Exercise instructions:
In the entries below, count each line holding the word "JSON". Answer with the total alone.

Figure record listings:

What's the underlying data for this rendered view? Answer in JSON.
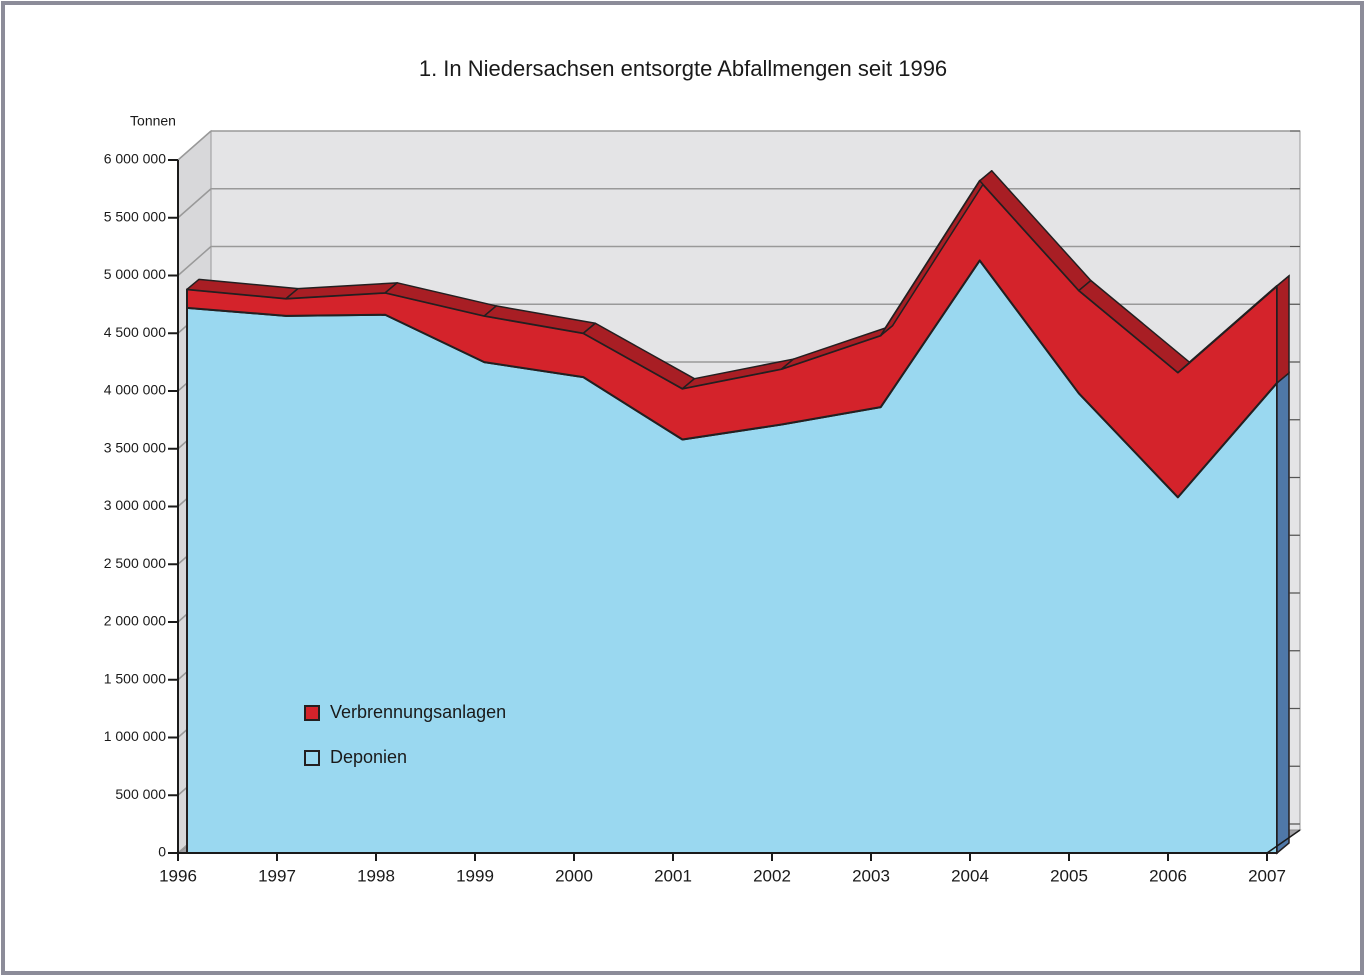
{
  "chart_data": {
    "type": "area",
    "stacked": true,
    "title": "1. In Niedersachsen entsorgte Abfallmengen seit 1996",
    "y_label": "Tonnen",
    "categories": [
      "1996",
      "1997",
      "1998",
      "1999",
      "2000",
      "2001",
      "2002",
      "2003",
      "2004",
      "2005",
      "2006",
      "2007"
    ],
    "series": [
      {
        "name": "Deponien",
        "color": "#9ad8f0",
        "values": [
          4720000,
          4650000,
          4660000,
          4250000,
          4120000,
          3580000,
          3710000,
          3860000,
          5130000,
          3980000,
          3080000,
          4070000
        ]
      },
      {
        "name": "Verbrennungsanlagen",
        "color": "#d4232b",
        "values": [
          160000,
          150000,
          190000,
          400000,
          380000,
          440000,
          480000,
          620000,
          690000,
          890000,
          1080000,
          840000
        ]
      }
    ],
    "ylim": [
      0,
      6000000
    ],
    "yticks": [
      0,
      {
        "value": 500000,
        "label": "500 000"
      },
      {
        "value": 1000000,
        "label": "1 000 000"
      },
      {
        "value": 1500000,
        "label": "1 500 000"
      },
      {
        "value": 2000000,
        "label": "2 000 000"
      },
      {
        "value": 2500000,
        "label": "2 500 000"
      },
      {
        "value": 3000000,
        "label": "3 000 000"
      },
      {
        "value": 3500000,
        "label": "3 500 000"
      },
      {
        "value": 4000000,
        "label": "4 000 000"
      },
      {
        "value": 4500000,
        "label": "4 500 000"
      },
      {
        "value": 5000000,
        "label": "5 000 000"
      },
      {
        "value": 5500000,
        "label": "5 500 000"
      },
      {
        "value": 6000000,
        "label": "6 000 000"
      }
    ],
    "grid": true
  }
}
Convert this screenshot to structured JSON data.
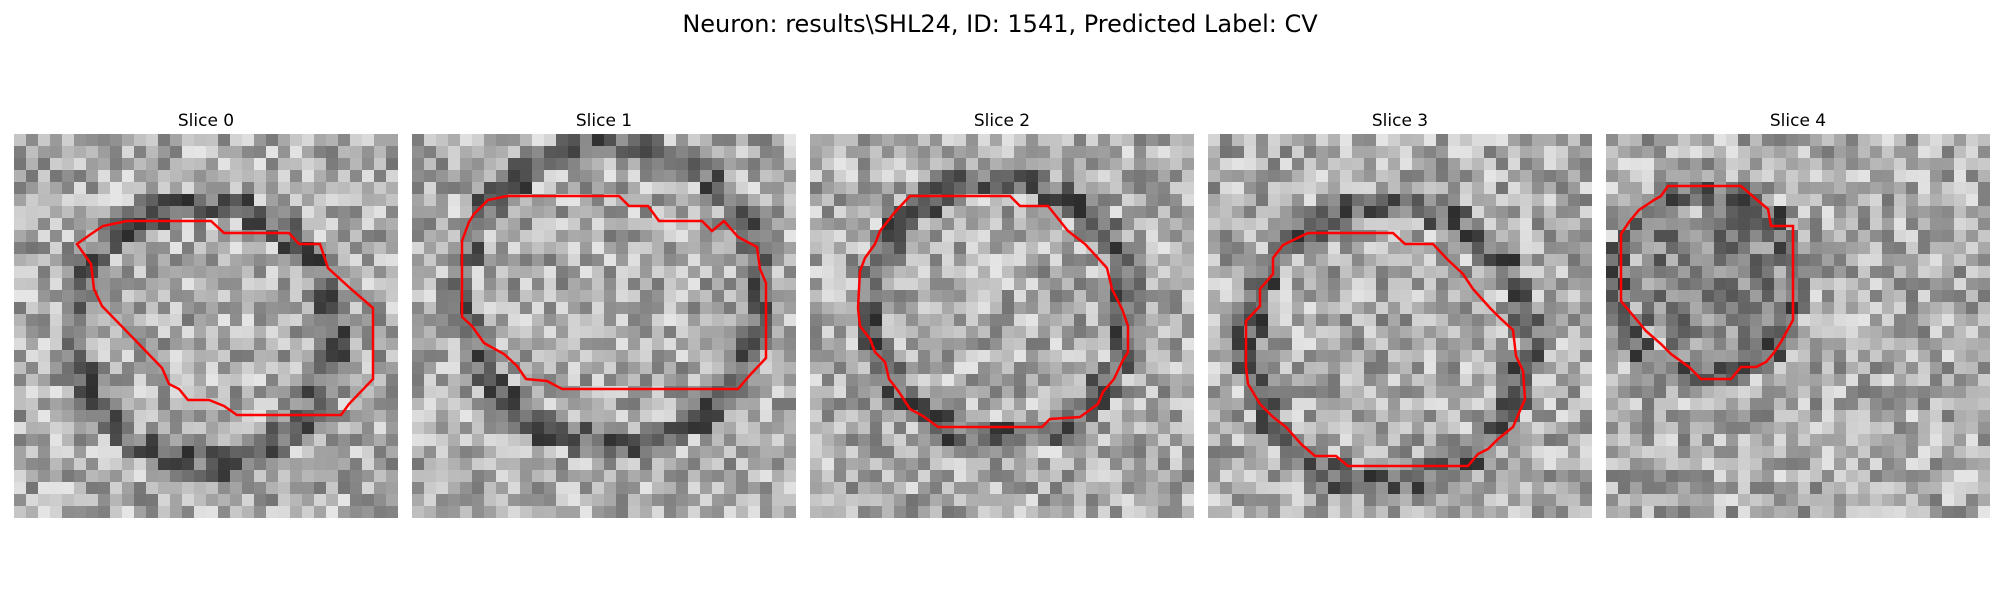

Answer for the task:
2